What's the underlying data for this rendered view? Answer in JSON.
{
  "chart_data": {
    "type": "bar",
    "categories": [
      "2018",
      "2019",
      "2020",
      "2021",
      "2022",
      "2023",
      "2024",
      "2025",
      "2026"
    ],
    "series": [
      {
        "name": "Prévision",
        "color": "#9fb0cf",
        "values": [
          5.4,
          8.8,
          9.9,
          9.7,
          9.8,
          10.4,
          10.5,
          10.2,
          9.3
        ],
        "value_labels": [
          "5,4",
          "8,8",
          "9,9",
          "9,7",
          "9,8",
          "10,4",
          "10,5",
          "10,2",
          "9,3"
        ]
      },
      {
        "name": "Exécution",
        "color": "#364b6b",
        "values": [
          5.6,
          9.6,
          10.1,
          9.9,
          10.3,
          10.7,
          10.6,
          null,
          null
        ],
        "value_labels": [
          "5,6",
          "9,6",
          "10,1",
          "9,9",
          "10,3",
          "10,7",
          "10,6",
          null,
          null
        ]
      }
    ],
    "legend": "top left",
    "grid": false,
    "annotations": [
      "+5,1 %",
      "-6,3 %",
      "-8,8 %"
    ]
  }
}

* * *

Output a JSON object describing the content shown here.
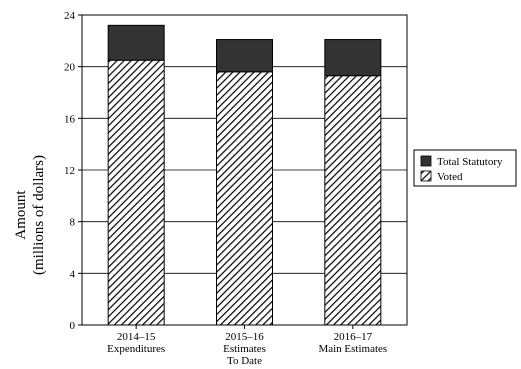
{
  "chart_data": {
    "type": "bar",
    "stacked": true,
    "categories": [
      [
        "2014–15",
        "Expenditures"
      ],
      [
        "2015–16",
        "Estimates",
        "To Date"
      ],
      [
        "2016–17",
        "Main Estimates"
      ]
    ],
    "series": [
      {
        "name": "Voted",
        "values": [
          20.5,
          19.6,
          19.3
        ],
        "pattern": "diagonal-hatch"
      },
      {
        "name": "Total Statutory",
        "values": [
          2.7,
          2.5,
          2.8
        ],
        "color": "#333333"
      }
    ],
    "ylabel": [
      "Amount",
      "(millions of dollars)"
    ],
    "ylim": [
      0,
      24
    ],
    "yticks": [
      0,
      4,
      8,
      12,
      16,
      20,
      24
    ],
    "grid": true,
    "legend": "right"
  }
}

**Task**
Give only the count of lines in this material that contain the string "color".

**Response to this exercise**
3